Material shown
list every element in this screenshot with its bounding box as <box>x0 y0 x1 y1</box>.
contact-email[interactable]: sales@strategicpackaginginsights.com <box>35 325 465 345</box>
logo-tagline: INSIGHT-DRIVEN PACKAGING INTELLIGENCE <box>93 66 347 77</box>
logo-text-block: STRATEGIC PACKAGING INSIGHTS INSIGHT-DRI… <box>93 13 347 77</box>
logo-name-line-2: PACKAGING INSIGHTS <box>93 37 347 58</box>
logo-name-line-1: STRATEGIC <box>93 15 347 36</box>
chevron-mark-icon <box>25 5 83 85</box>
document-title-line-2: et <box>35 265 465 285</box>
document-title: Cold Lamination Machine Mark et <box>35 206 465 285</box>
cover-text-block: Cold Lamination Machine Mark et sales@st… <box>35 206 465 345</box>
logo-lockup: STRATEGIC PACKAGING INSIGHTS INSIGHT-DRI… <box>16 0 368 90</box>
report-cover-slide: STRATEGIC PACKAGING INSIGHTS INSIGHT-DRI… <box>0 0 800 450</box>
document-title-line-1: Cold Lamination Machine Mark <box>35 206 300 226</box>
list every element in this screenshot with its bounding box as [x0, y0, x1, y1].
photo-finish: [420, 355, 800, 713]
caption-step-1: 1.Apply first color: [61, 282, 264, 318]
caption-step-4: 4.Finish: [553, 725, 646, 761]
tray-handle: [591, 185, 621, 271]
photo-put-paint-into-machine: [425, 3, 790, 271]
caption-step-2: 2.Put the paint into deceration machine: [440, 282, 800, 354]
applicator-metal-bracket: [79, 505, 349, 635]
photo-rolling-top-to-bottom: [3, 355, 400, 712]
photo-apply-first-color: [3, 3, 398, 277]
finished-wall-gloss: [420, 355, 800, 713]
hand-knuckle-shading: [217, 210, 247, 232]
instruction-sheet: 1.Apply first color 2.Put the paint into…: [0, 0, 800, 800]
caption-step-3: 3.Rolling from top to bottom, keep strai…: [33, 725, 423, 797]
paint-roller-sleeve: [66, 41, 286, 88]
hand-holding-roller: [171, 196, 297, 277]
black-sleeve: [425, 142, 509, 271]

The task
Print all of the data above again, line for line, with no changes.

Correct output
list every element in this screenshot with its bounding box as <box>x0 y0 x1 y1</box>.
contact-email[interactable]: sales@strategicpackaginginsights.com <box>35 325 465 345</box>
logo-tagline: INSIGHT-DRIVEN PACKAGING INTELLIGENCE <box>93 66 347 77</box>
logo-text-block: STRATEGIC PACKAGING INSIGHTS INSIGHT-DRI… <box>93 13 347 77</box>
logo-name-line-2: PACKAGING INSIGHTS <box>93 37 347 58</box>
logo-name-line-1: STRATEGIC <box>93 15 347 36</box>
chevron-mark-icon <box>25 5 83 85</box>
document-title-line-2: et <box>35 265 465 285</box>
document-title: Cold Lamination Machine Mark et <box>35 206 465 285</box>
cover-text-block: Cold Lamination Machine Mark et sales@st… <box>35 206 465 345</box>
logo-lockup: STRATEGIC PACKAGING INSIGHTS INSIGHT-DRI… <box>16 0 368 90</box>
report-cover-slide: STRATEGIC PACKAGING INSIGHTS INSIGHT-DRI… <box>0 0 800 450</box>
document-title-line-1: Cold Lamination Machine Mark <box>35 206 300 226</box>
list every element in this screenshot with its bounding box as [x0, y0, x1, y1].
photo-finish: [420, 355, 800, 713]
caption-step-1: 1.Apply first color: [61, 282, 264, 318]
caption-step-4: 4.Finish: [553, 725, 646, 761]
tray-handle: [591, 185, 621, 271]
photo-put-paint-into-machine: [425, 3, 790, 271]
caption-step-2: 2.Put the paint into deceration machine: [440, 282, 800, 354]
applicator-metal-bracket: [79, 505, 349, 635]
photo-rolling-top-to-bottom: [3, 355, 400, 712]
photo-apply-first-color: [3, 3, 398, 277]
finished-wall-gloss: [420, 355, 800, 713]
hand-knuckle-shading: [217, 210, 247, 232]
instruction-sheet: 1.Apply first color 2.Put the paint into…: [0, 0, 800, 800]
caption-step-3: 3.Rolling from top to bottom, keep strai…: [33, 725, 423, 797]
paint-roller-sleeve: [66, 41, 286, 88]
hand-holding-roller: [171, 196, 297, 277]
black-sleeve: [425, 142, 509, 271]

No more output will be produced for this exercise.